start Data shown

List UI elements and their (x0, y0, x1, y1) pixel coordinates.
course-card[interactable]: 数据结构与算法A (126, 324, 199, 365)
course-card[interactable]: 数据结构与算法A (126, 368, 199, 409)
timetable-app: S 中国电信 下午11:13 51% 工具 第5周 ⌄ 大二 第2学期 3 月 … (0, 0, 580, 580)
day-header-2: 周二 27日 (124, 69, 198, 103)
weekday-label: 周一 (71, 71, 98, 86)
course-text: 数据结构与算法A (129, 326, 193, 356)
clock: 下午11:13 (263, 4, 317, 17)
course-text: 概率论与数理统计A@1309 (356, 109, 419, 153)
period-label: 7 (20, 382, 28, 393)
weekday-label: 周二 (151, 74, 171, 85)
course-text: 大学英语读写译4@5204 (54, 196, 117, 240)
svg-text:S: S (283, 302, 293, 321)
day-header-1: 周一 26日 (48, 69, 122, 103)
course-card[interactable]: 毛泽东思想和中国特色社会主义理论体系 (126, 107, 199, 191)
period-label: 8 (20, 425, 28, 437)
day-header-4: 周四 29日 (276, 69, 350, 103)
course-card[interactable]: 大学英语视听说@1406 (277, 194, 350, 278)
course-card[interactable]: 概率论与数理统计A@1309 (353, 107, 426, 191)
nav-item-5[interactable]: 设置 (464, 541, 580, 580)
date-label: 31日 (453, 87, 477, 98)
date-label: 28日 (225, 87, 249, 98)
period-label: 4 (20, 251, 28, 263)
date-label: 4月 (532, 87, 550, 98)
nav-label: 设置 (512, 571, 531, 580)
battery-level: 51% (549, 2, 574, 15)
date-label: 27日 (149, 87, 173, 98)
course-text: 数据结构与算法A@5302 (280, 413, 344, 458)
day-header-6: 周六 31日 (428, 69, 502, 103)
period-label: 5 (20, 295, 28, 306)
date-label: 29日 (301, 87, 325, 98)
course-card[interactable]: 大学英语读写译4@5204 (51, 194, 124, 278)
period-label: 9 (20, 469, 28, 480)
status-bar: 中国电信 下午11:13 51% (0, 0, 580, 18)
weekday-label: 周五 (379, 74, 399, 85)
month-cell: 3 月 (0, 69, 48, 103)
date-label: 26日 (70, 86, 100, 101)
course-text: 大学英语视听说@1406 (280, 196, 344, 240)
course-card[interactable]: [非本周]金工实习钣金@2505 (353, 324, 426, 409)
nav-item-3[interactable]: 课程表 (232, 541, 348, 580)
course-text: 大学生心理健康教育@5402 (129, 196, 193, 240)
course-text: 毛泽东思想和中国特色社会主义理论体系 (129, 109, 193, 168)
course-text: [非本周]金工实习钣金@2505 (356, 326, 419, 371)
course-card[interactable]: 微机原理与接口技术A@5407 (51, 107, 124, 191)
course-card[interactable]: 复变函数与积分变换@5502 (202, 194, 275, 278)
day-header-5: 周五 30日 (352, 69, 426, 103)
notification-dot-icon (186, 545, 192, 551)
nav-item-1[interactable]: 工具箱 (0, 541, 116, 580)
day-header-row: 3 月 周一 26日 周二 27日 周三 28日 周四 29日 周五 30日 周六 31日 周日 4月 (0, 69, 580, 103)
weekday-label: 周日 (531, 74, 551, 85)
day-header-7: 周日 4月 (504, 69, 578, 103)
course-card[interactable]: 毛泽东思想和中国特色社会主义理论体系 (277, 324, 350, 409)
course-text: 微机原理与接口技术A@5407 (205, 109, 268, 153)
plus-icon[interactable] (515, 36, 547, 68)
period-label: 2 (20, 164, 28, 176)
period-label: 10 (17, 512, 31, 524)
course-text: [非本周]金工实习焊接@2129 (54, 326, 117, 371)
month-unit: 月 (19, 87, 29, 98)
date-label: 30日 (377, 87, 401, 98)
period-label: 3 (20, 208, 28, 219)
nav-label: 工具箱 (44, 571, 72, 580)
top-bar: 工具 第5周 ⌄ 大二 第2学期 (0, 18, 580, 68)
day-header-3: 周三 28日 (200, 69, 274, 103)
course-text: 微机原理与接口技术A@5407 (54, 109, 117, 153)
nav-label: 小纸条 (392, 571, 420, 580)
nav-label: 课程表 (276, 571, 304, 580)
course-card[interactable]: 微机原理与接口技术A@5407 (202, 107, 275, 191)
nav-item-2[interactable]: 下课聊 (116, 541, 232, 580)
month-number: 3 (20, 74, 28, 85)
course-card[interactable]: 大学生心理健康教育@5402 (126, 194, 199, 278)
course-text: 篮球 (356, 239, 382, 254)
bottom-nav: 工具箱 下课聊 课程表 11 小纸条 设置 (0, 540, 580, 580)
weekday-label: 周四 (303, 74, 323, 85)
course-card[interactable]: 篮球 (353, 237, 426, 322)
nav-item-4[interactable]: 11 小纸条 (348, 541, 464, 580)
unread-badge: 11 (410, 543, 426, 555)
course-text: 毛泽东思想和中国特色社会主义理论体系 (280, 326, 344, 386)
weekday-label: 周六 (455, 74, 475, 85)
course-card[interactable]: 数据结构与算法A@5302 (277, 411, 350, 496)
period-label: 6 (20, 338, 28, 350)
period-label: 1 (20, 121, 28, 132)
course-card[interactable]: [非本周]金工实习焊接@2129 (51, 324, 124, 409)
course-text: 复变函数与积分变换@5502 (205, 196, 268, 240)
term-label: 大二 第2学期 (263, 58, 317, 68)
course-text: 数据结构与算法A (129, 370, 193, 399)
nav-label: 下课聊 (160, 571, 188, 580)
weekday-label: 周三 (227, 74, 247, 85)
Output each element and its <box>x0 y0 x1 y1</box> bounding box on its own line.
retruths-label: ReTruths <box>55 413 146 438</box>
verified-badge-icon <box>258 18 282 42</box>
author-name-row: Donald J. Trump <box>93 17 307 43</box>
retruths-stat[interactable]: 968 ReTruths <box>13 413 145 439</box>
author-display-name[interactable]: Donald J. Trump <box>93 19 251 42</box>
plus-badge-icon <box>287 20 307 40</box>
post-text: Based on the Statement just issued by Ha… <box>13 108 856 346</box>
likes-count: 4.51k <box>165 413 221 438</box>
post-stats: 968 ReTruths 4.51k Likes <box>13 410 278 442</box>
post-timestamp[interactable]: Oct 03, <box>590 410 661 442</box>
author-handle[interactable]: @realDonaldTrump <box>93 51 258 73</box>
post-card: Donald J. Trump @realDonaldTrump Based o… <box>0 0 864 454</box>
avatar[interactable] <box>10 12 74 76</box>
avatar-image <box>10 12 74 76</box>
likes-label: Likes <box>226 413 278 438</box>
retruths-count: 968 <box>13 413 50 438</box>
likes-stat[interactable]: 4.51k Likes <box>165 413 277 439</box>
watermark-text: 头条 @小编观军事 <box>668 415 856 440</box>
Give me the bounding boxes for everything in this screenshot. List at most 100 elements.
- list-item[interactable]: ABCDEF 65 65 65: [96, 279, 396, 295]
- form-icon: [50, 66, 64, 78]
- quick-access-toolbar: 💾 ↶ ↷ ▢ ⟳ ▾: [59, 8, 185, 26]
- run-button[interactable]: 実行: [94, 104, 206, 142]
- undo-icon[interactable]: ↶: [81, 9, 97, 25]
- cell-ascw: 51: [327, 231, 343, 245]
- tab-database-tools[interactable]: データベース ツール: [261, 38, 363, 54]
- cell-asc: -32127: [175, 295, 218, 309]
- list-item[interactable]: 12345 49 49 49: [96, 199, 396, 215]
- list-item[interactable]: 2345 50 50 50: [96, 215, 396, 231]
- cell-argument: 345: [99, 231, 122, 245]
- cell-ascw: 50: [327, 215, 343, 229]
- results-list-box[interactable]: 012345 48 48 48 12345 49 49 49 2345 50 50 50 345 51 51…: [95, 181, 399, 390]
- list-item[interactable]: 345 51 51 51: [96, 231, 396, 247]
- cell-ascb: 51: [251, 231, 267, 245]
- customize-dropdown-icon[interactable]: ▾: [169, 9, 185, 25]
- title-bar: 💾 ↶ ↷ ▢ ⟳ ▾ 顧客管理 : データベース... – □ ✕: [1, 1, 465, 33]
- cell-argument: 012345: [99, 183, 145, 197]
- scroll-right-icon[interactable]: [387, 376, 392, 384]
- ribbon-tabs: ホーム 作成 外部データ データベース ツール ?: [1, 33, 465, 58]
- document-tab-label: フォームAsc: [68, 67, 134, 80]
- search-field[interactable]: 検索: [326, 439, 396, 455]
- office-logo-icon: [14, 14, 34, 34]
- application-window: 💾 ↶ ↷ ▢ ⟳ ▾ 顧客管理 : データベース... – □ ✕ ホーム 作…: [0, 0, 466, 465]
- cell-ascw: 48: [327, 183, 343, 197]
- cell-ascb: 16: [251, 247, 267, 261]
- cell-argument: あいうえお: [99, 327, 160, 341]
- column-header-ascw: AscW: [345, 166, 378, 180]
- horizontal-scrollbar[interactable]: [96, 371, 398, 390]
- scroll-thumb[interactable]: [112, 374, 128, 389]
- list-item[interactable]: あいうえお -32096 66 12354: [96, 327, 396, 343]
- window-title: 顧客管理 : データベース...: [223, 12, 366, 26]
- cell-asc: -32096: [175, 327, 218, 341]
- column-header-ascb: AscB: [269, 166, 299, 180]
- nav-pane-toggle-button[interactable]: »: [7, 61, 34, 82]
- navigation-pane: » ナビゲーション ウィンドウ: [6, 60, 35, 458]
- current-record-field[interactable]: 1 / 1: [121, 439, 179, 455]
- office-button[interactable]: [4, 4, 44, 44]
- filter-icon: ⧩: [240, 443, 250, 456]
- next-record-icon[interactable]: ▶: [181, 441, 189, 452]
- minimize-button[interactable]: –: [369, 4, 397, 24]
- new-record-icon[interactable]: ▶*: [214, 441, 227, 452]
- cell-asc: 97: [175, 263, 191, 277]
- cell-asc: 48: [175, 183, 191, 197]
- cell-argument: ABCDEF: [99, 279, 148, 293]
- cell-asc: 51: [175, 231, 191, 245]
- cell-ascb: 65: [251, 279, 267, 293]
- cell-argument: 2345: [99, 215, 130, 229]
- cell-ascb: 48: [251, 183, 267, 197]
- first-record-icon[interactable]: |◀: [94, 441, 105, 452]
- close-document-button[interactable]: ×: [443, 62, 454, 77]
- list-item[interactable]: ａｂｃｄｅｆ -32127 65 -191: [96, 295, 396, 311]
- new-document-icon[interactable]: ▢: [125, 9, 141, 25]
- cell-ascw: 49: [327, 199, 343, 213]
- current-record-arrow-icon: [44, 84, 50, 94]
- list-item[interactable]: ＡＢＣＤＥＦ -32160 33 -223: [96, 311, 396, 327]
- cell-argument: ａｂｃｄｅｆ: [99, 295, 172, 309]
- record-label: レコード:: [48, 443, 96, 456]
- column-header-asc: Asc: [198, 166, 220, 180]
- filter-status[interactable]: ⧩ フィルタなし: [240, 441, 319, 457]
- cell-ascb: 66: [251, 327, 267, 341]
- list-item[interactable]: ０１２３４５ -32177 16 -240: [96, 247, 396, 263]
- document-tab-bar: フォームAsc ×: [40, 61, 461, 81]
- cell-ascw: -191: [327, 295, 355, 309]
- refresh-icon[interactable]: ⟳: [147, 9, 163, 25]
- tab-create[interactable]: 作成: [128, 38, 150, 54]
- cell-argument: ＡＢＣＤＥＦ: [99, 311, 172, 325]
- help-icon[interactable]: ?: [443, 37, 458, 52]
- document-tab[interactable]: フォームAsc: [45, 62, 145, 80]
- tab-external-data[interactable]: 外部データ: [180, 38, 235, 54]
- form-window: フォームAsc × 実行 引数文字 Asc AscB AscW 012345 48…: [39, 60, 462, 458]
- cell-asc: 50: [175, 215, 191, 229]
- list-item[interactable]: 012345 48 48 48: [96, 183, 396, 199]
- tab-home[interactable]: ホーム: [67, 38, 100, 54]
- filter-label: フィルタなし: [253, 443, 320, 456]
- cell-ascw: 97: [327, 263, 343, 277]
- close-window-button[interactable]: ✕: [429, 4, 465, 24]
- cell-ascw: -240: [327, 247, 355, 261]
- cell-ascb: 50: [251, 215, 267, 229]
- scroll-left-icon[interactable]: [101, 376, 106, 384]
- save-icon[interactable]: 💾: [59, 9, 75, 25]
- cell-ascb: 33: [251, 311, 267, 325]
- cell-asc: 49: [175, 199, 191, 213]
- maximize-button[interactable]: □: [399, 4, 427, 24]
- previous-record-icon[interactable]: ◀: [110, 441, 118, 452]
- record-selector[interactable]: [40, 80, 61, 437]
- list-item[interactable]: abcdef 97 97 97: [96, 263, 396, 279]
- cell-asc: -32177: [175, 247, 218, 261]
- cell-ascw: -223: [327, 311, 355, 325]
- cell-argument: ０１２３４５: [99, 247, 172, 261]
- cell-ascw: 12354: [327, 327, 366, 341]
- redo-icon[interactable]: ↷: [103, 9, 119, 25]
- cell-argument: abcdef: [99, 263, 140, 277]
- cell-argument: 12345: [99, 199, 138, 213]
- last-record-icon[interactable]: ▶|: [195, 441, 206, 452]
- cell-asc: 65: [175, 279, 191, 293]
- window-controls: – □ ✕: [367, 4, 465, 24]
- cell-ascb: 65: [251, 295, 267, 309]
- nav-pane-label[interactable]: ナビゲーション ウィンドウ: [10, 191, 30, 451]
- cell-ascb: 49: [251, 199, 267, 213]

end Data shown

■ **Instructions to follow**:
Reproduce the lines from the start of the records through the line containing "day-header-4: 周四 29日 (276, 69, 350, 103)", inclusive, without any changes.

■ **Response below**:
List UI elements and their (x0, y0, x1, y1) pixel coordinates.
course-card[interactable]: 数据结构与算法A (126, 324, 199, 365)
course-card[interactable]: 数据结构与算法A (126, 368, 199, 409)
timetable-app: S 中国电信 下午11:13 51% 工具 第5周 ⌄ 大二 第2学期 3 月 … (0, 0, 580, 580)
day-header-2: 周二 27日 (124, 69, 198, 103)
weekday-label: 周一 (71, 71, 98, 86)
course-text: 数据结构与算法A (129, 326, 193, 356)
clock: 下午11:13 (263, 4, 317, 17)
course-text: 概率论与数理统计A@1309 (356, 109, 419, 153)
period-label: 7 (20, 382, 28, 393)
weekday-label: 周二 (151, 74, 171, 85)
course-text: 大学英语读写译4@5204 (54, 196, 117, 240)
svg-text:S: S (283, 302, 293, 321)
day-header-1: 周一 26日 (48, 69, 122, 103)
course-card[interactable]: 毛泽东思想和中国特色社会主义理论体系 (126, 107, 199, 191)
period-label: 8 (20, 425, 28, 437)
day-header-4: 周四 29日 (276, 69, 350, 103)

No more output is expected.